▸ WHAT YOU WILL DO
Each entry must appear again exactly as it does in the source.

▸ PROVIDED INFORMATION
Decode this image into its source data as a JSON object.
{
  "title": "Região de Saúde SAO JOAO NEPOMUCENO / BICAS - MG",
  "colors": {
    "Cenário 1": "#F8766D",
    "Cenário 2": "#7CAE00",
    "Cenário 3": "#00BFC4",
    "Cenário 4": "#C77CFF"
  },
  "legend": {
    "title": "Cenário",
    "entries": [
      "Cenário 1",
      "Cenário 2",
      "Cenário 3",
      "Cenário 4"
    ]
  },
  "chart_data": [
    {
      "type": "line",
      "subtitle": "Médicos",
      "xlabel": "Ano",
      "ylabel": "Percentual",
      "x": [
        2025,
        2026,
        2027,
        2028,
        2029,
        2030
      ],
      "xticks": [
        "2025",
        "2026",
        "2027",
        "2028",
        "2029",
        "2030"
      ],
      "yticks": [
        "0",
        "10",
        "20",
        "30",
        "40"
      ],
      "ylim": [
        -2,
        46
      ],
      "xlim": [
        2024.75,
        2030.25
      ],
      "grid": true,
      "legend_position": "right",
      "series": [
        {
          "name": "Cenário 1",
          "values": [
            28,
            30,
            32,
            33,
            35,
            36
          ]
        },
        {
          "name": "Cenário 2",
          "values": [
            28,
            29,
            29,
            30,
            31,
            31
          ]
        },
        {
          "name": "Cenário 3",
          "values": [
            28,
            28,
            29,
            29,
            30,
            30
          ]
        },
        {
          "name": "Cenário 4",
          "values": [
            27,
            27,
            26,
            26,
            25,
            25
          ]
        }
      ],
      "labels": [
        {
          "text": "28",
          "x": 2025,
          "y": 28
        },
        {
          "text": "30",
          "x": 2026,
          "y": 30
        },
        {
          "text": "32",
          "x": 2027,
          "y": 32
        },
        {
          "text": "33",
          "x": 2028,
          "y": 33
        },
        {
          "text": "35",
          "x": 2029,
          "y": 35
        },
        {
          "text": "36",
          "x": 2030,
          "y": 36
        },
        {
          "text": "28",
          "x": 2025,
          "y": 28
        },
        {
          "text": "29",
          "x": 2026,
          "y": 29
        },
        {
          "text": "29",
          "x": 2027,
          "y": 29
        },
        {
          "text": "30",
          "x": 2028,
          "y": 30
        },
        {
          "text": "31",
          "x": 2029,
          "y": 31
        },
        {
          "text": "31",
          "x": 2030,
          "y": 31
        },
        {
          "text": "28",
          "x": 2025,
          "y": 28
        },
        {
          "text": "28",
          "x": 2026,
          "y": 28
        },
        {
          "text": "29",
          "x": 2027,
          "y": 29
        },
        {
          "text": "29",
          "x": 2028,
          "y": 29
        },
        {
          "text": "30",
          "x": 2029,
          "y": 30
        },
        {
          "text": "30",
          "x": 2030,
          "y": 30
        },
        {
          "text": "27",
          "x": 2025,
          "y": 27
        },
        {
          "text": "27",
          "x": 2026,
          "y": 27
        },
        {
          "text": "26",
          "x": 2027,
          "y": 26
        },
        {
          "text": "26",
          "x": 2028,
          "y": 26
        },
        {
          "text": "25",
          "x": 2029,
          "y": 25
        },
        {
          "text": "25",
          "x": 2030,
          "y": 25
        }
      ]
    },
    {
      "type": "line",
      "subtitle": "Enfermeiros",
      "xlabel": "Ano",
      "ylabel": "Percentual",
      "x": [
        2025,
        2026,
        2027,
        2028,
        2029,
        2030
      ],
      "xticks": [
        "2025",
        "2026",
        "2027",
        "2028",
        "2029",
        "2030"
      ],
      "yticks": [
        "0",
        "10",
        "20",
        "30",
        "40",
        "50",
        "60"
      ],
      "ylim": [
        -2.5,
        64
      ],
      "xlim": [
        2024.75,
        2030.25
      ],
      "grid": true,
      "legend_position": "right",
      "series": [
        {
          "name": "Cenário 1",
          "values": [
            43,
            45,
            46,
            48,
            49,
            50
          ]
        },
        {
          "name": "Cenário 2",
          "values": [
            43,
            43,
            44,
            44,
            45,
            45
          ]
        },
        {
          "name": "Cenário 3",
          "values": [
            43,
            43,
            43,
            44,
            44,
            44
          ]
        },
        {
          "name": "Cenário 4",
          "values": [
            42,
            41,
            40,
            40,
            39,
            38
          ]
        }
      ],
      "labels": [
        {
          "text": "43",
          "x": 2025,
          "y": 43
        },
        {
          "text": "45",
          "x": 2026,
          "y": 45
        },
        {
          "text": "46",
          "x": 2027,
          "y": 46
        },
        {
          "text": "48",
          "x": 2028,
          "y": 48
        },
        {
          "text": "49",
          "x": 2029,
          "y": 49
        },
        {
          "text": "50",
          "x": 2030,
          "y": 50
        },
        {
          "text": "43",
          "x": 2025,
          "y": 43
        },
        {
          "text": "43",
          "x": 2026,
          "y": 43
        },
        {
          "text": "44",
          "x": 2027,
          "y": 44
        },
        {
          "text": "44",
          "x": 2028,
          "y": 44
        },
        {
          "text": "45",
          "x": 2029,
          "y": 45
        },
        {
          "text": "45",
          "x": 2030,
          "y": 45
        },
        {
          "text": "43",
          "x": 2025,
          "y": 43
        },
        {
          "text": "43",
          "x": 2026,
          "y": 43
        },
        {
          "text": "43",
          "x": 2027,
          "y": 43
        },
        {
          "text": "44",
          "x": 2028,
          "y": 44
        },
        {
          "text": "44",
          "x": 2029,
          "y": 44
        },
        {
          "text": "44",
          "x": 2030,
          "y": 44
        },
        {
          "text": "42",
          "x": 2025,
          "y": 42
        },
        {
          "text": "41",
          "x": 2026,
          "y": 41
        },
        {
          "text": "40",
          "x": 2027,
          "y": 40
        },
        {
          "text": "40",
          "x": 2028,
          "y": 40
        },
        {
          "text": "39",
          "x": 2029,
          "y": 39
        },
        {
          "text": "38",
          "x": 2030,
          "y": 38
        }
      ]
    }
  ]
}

▸ EXERCISE RESPONSE
Decode this image into its source data as a JSON object.
{
  "title": "Região de Saúde SAO JOAO NEPOMUCENO / BICAS - MG",
  "colors": {
    "Cenário 1": "#F8766D",
    "Cenário 2": "#7CAE00",
    "Cenário 3": "#00BFC4",
    "Cenário 4": "#C77CFF"
  },
  "legend": {
    "title": "Cenário",
    "entries": [
      "Cenário 1",
      "Cenário 2",
      "Cenário 3",
      "Cenário 4"
    ]
  },
  "chart_data": [
    {
      "type": "line",
      "subtitle": "Médicos",
      "xlabel": "Ano",
      "ylabel": "Percentual",
      "x": [
        2025,
        2026,
        2027,
        2028,
        2029,
        2030
      ],
      "xticks": [
        "2025",
        "2026",
        "2027",
        "2028",
        "2029",
        "2030"
      ],
      "yticks": [
        "0",
        "10",
        "20",
        "30",
        "40"
      ],
      "ylim": [
        -2,
        46
      ],
      "xlim": [
        2024.75,
        2030.25
      ],
      "grid": true,
      "legend_position": "right",
      "series": [
        {
          "name": "Cenário 1",
          "values": [
            28,
            30,
            32,
            33,
            35,
            36
          ]
        },
        {
          "name": "Cenário 2",
          "values": [
            28,
            29,
            29,
            30,
            31,
            31
          ]
        },
        {
          "name": "Cenário 3",
          "values": [
            28,
            28,
            29,
            29,
            30,
            30
          ]
        },
        {
          "name": "Cenário 4",
          "values": [
            27,
            27,
            26,
            26,
            25,
            25
          ]
        }
      ],
      "labels": [
        {
          "text": "28",
          "x": 2025,
          "y": 28
        },
        {
          "text": "30",
          "x": 2026,
          "y": 30
        },
        {
          "text": "32",
          "x": 2027,
          "y": 32
        },
        {
          "text": "33",
          "x": 2028,
          "y": 33
        },
        {
          "text": "35",
          "x": 2029,
          "y": 35
        },
        {
          "text": "36",
          "x": 2030,
          "y": 36
        },
        {
          "text": "28",
          "x": 2025,
          "y": 28
        },
        {
          "text": "29",
          "x": 2026,
          "y": 29
        },
        {
          "text": "29",
          "x": 2027,
          "y": 29
        },
        {
          "text": "30",
          "x": 2028,
          "y": 30
        },
        {
          "text": "31",
          "x": 2029,
          "y": 31
        },
        {
          "text": "31",
          "x": 2030,
          "y": 31
        },
        {
          "text": "28",
          "x": 2025,
          "y": 28
        },
        {
          "text": "28",
          "x": 2026,
          "y": 28
        },
        {
          "text": "29",
          "x": 2027,
          "y": 29
        },
        {
          "text": "29",
          "x": 2028,
          "y": 29
        },
        {
          "text": "30",
          "x": 2029,
          "y": 30
        },
        {
          "text": "30",
          "x": 2030,
          "y": 30
        },
        {
          "text": "27",
          "x": 2025,
          "y": 27
        },
        {
          "text": "27",
          "x": 2026,
          "y": 27
        },
        {
          "text": "26",
          "x": 2027,
          "y": 26
        },
        {
          "text": "26",
          "x": 2028,
          "y": 26
        },
        {
          "text": "25",
          "x": 2029,
          "y": 25
        },
        {
          "text": "25",
          "x": 2030,
          "y": 25
        }
      ]
    },
    {
      "type": "line",
      "subtitle": "Enfermeiros",
      "xlabel": "Ano",
      "ylabel": "Percentual",
      "x": [
        2025,
        2026,
        2027,
        2028,
        2029,
        2030
      ],
      "xticks": [
        "2025",
        "2026",
        "2027",
        "2028",
        "2029",
        "2030"
      ],
      "yticks": [
        "0",
        "10",
        "20",
        "30",
        "40",
        "50",
        "60"
      ],
      "ylim": [
        -2.5,
        64
      ],
      "xlim": [
        2024.75,
        2030.25
      ],
      "grid": true,
      "legend_position": "right",
      "series": [
        {
          "name": "Cenário 1",
          "values": [
            43,
            45,
            46,
            48,
            49,
            50
          ]
        },
        {
          "name": "Cenário 2",
          "values": [
            43,
            43,
            44,
            44,
            45,
            45
          ]
        },
        {
          "name": "Cenário 3",
          "values": [
            43,
            43,
            43,
            44,
            44,
            44
          ]
        },
        {
          "name": "Cenário 4",
          "values": [
            42,
            41,
            40,
            40,
            39,
            38
          ]
        }
      ],
      "labels": [
        {
          "text": "43",
          "x": 2025,
          "y": 43
        },
        {
          "text": "45",
          "x": 2026,
          "y": 45
        },
        {
          "text": "46",
          "x": 2027,
          "y": 46
        },
        {
          "text": "48",
          "x": 2028,
          "y": 48
        },
        {
          "text": "49",
          "x": 2029,
          "y": 49
        },
        {
          "text": "50",
          "x": 2030,
          "y": 50
        },
        {
          "text": "43",
          "x": 2025,
          "y": 43
        },
        {
          "text": "43",
          "x": 2026,
          "y": 43
        },
        {
          "text": "44",
          "x": 2027,
          "y": 44
        },
        {
          "text": "44",
          "x": 2028,
          "y": 44
        },
        {
          "text": "45",
          "x": 2029,
          "y": 45
        },
        {
          "text": "45",
          "x": 2030,
          "y": 45
        },
        {
          "text": "43",
          "x": 2025,
          "y": 43
        },
        {
          "text": "43",
          "x": 2026,
          "y": 43
        },
        {
          "text": "43",
          "x": 2027,
          "y": 43
        },
        {
          "text": "44",
          "x": 2028,
          "y": 44
        },
        {
          "text": "44",
          "x": 2029,
          "y": 44
        },
        {
          "text": "44",
          "x": 2030,
          "y": 44
        },
        {
          "text": "42",
          "x": 2025,
          "y": 42
        },
        {
          "text": "41",
          "x": 2026,
          "y": 41
        },
        {
          "text": "40",
          "x": 2027,
          "y": 40
        },
        {
          "text": "40",
          "x": 2028,
          "y": 40
        },
        {
          "text": "39",
          "x": 2029,
          "y": 39
        },
        {
          "text": "38",
          "x": 2030,
          "y": 38
        }
      ]
    }
  ]
}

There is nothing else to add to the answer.